Copy the material that follows word for word and omit its pictures.
** START OF Task data **
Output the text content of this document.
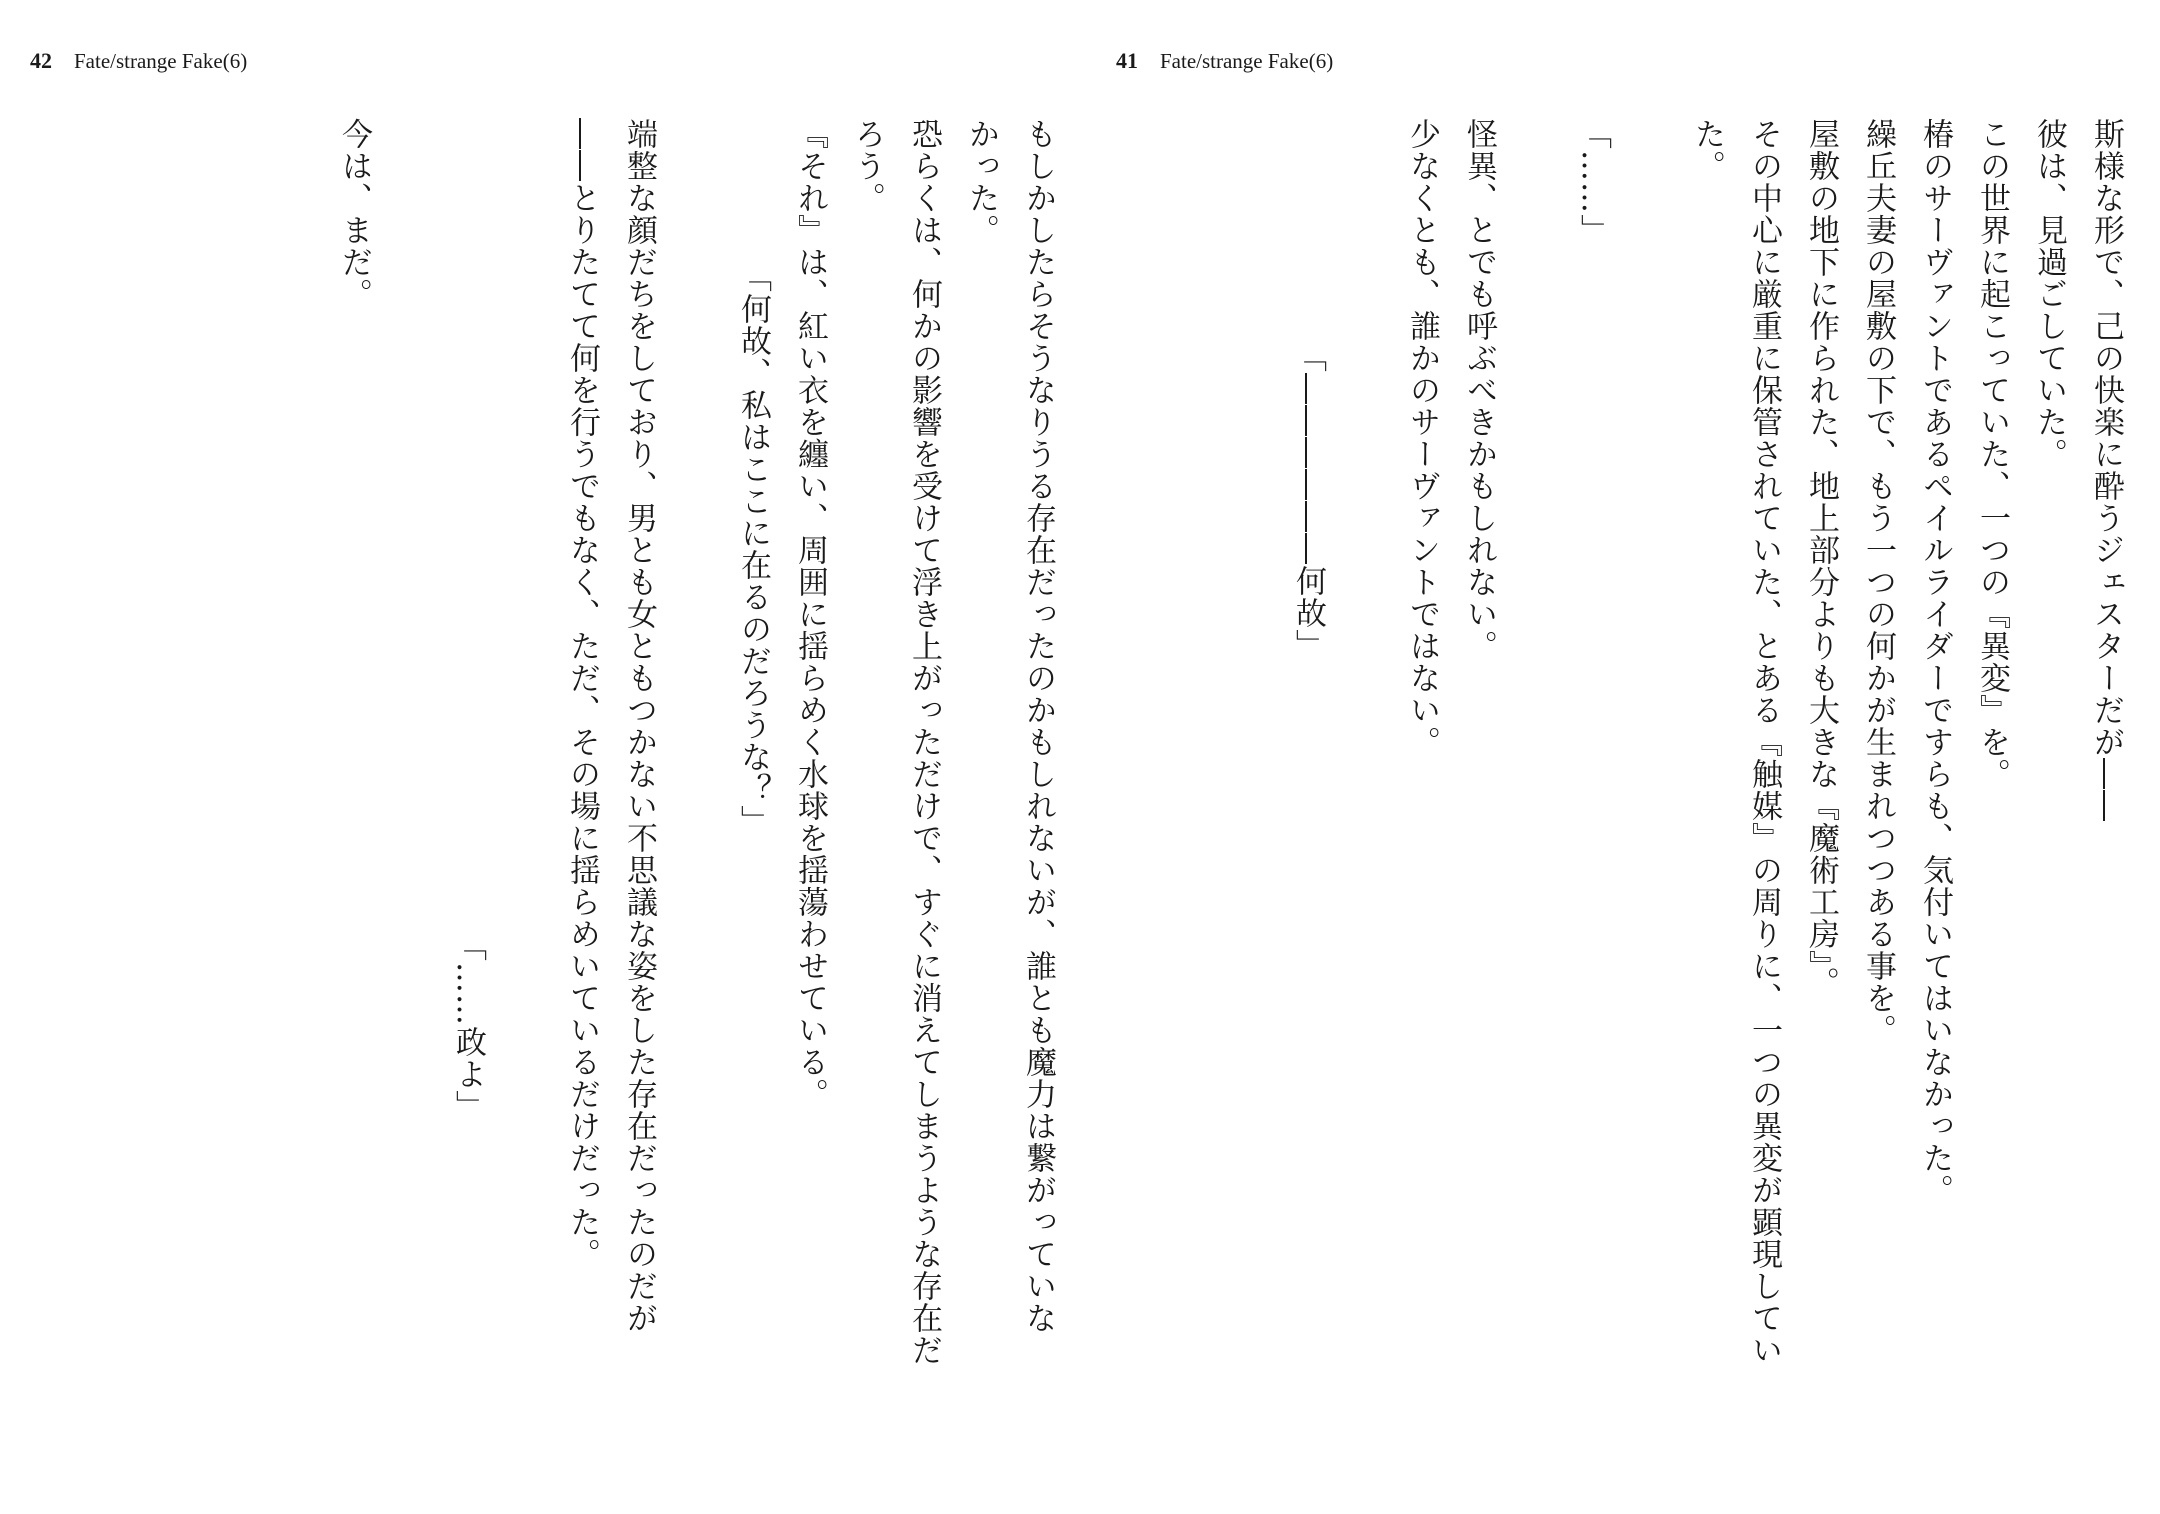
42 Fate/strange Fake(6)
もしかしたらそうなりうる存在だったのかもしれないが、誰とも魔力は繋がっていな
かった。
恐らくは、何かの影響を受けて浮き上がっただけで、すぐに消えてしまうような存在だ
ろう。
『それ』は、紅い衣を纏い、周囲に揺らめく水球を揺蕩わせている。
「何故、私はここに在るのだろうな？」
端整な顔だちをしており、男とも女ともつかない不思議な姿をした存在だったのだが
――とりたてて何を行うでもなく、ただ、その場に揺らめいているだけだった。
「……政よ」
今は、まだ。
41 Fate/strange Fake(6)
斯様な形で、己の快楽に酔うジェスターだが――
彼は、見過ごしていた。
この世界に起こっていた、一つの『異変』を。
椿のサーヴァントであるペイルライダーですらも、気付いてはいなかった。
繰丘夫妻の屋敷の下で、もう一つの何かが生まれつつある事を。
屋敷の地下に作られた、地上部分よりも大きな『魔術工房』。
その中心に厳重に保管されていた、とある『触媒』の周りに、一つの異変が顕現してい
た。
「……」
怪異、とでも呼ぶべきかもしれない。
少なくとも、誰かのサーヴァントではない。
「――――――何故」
** END OF Task data **
## Problem solution
Output the text content of this document.
42 Fate/strange Fake(6)
もしかしたらそうなりうる存在だったのかもしれないが、誰とも魔力は繋がっていな
かった。
恐らくは、何かの影響を受けて浮き上がっただけで、すぐに消えてしまうような存在だ
ろう。
『それ』は、紅い衣を纏い、周囲に揺らめく水球を揺蕩わせている。
「何故、私はここに在るのだろうな？」
端整な顔だちをしており、男とも女ともつかない不思議な姿をした存在だったのだが
――とりたてて何を行うでもなく、ただ、その場に揺らめいているだけだった。
「……政よ」
今は、まだ。
41 Fate/strange Fake(6)
斯様な形で、己の快楽に酔うジェスターだが――
彼は、見過ごしていた。
この世界に起こっていた、一つの『異変』を。
椿のサーヴァントであるペイルライダーですらも、気付いてはいなかった。
繰丘夫妻の屋敷の下で、もう一つの何かが生まれつつある事を。
屋敷の地下に作られた、地上部分よりも大きな『魔術工房』。
その中心に厳重に保管されていた、とある『触媒』の周りに、一つの異変が顕現してい
た。
「……」
怪異、とでも呼ぶべきかもしれない。
少なくとも、誰かのサーヴァントではない。
「――――――何故」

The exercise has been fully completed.